Only a number is wanted: how many lines in the listing contain the word "What"?

--- START ---

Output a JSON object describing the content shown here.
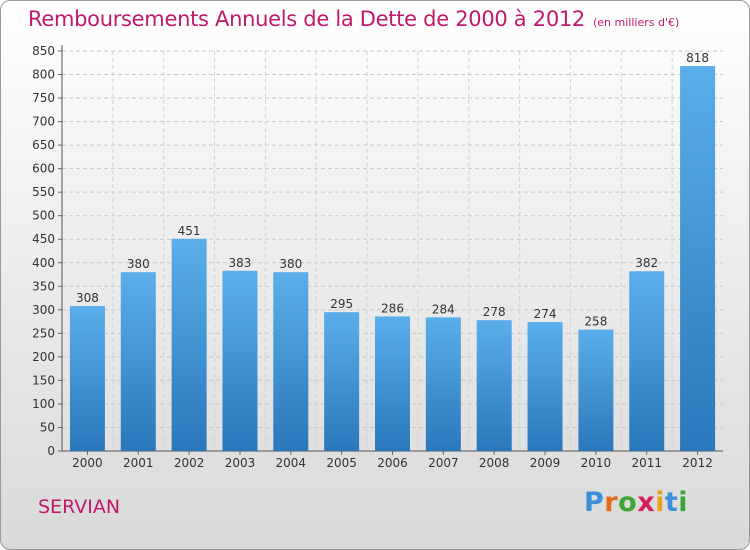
{
  "title": "Remboursements Annuels de la Dette de 2000 à 2012",
  "subtitle": "(en milliers d'€)",
  "place": "SERVIAN",
  "logo": {
    "letters": [
      "P",
      "r",
      "o",
      "x",
      "i",
      "t",
      "i"
    ],
    "colors": [
      "#3a8fd8",
      "#e56a1c",
      "#3fa535",
      "#d41f5a",
      "#e8a11a",
      "#3a8fd8",
      "#3fa535"
    ]
  },
  "colors": {
    "bar_top": "#5aaeea",
    "bar_bottom": "#2a78bb",
    "accent": "#c0196d"
  },
  "chart_data": {
    "type": "bar",
    "categories": [
      "2000",
      "2001",
      "2002",
      "2003",
      "2004",
      "2005",
      "2006",
      "2007",
      "2008",
      "2009",
      "2010",
      "2011",
      "2012"
    ],
    "values": [
      308,
      380,
      451,
      383,
      380,
      295,
      286,
      284,
      278,
      274,
      258,
      382,
      818
    ],
    "title": "Remboursements Annuels de la Dette de 2000 à 2012",
    "subtitle": "(en milliers d'€)",
    "ylim": [
      0,
      850
    ],
    "yticks": [
      0,
      50,
      100,
      150,
      200,
      250,
      300,
      350,
      400,
      450,
      500,
      550,
      600,
      650,
      700,
      750,
      800,
      850
    ],
    "grid": true,
    "data_labels": true
  }
}
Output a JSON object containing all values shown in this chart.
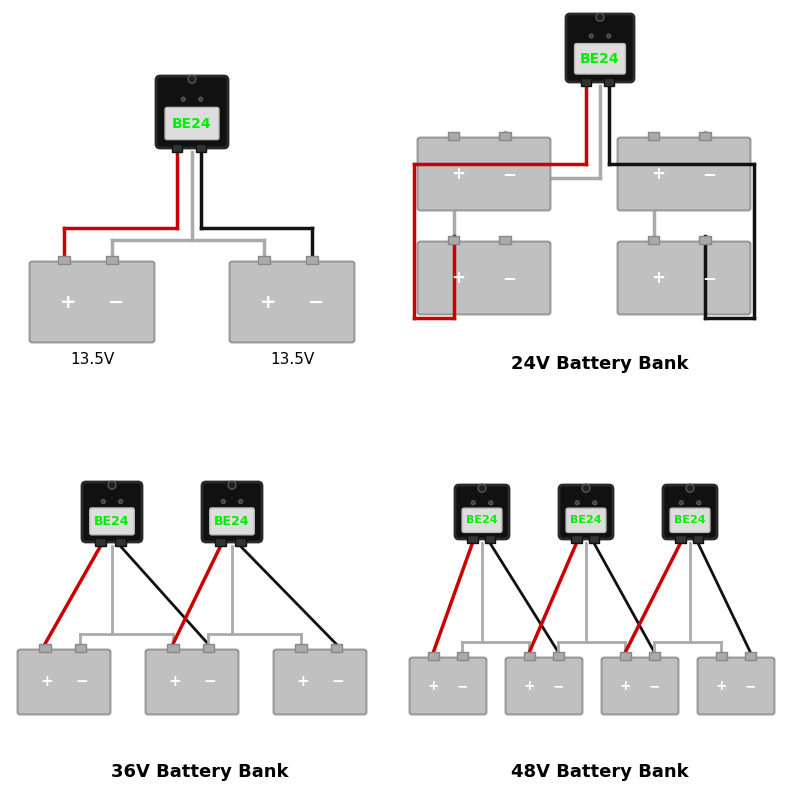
{
  "bg_color": "#ffffff",
  "battery_color": "#c0c0c0",
  "battery_border": "#999999",
  "device_color": "#111111",
  "label_bg": "#e0e0e0",
  "label_text": "#00ee00",
  "label_text_str": "BE24",
  "wire_red": "#cc0000",
  "wire_black": "#111111",
  "wire_gray": "#aaaaaa",
  "plus_minus_color": "#ffffff",
  "section_labels": [
    "24V Battery Bank",
    "36V Battery Bank",
    "48V Battery Bank"
  ],
  "volt_labels": [
    "13.5V",
    "13.5V"
  ],
  "title_fontsize": 13,
  "volt_fontsize": 11
}
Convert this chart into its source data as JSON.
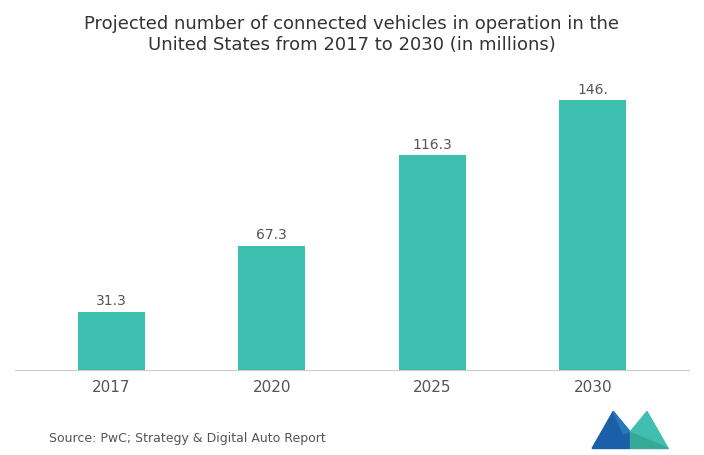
{
  "categories": [
    "2017",
    "2020",
    "2025",
    "2030"
  ],
  "values": [
    31.3,
    67.3,
    116.3,
    146.0
  ],
  "labels": [
    "31.3",
    "67.3",
    "116.3",
    "146."
  ],
  "bar_color": "#3DBFB0",
  "title_line1": "Projected number of connected vehicles in operation in the",
  "title_line2": "United States from 2017 to 2030 (in millions)",
  "source_text": "Source: PwC; Strategy & Digital Auto Report",
  "background_color": "#ffffff",
  "title_color": "#333333",
  "label_color": "#555555",
  "tick_color": "#555555",
  "ylim": [
    0,
    165
  ],
  "title_fontsize": 13,
  "label_fontsize": 10,
  "tick_fontsize": 11,
  "source_fontsize": 9
}
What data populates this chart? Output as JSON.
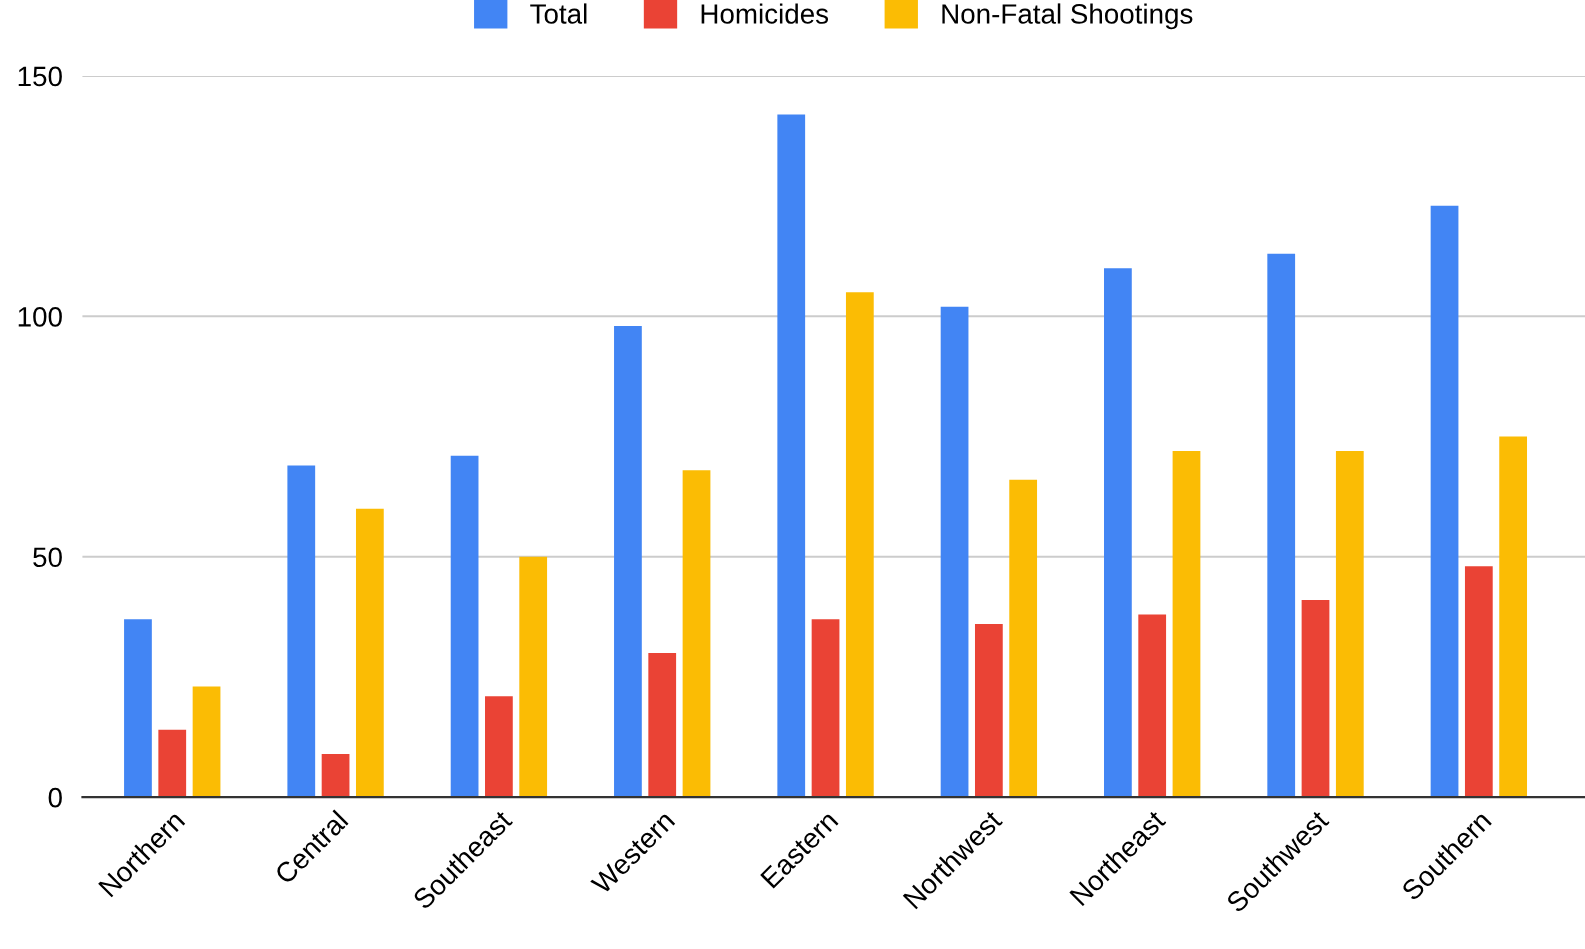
{
  "chart_data": {
    "type": "bar",
    "categories": [
      "Northern",
      "Central",
      "Southeast",
      "Western",
      "Eastern",
      "Northwest",
      "Northeast",
      "Southwest",
      "Southern"
    ],
    "series": [
      {
        "name": "Total",
        "color": "#4285f4",
        "values": [
          37,
          69,
          71,
          98,
          142,
          102,
          110,
          113,
          123
        ]
      },
      {
        "name": "Homicides",
        "color": "#ea4335",
        "values": [
          14,
          9,
          21,
          30,
          37,
          36,
          38,
          41,
          48
        ]
      },
      {
        "name": "Non-Fatal Shootings",
        "color": "#fbbc04",
        "values": [
          23,
          60,
          50,
          68,
          105,
          66,
          72,
          72,
          75
        ]
      }
    ],
    "ylim": [
      0,
      150
    ],
    "yticks": [
      0,
      50,
      100,
      150
    ],
    "grid": "y",
    "legend": "top"
  }
}
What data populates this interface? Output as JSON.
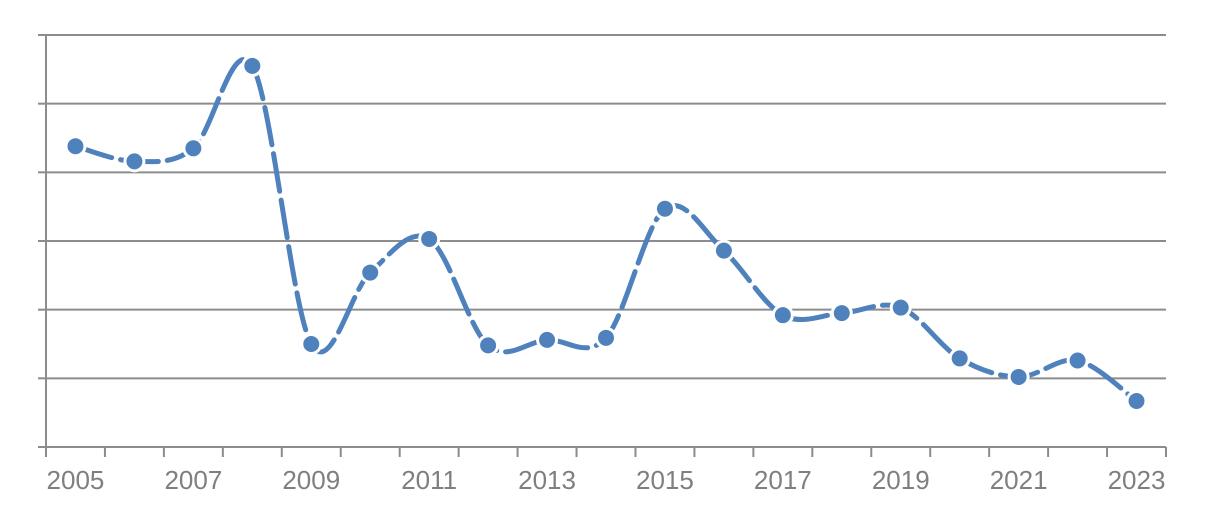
{
  "chart_data": {
    "type": "line",
    "title": "",
    "xlabel": "",
    "ylabel": "",
    "x": [
      2005,
      2006,
      2007,
      2008,
      2009,
      2010,
      2011,
      2012,
      2013,
      2014,
      2015,
      2016,
      2017,
      2018,
      2019,
      2020,
      2021,
      2022,
      2023
    ],
    "x_tick_labels": [
      "2005",
      "2007",
      "2009",
      "2011",
      "2013",
      "2015",
      "2017",
      "2019",
      "2021",
      "2023"
    ],
    "series": [
      {
        "values": [
          4.38,
          4.16,
          4.35,
          5.55,
          1.5,
          2.54,
          3.03,
          1.48,
          1.56,
          1.59,
          3.47,
          2.86,
          1.92,
          1.95,
          2.03,
          1.29,
          1.02,
          1.26,
          0.67
        ]
      }
    ],
    "ylim": [
      0,
      6
    ],
    "y_gridlines": 6,
    "grid": true,
    "line_style": "dashed-smooth",
    "markers": true,
    "colors": {
      "line": "#4f81bd",
      "grid": "#8c8c8c",
      "axis": "#8c8c8c",
      "tick_text": "#7f7f7f"
    }
  }
}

--- END ---

• [TASK OUTPUT]:
2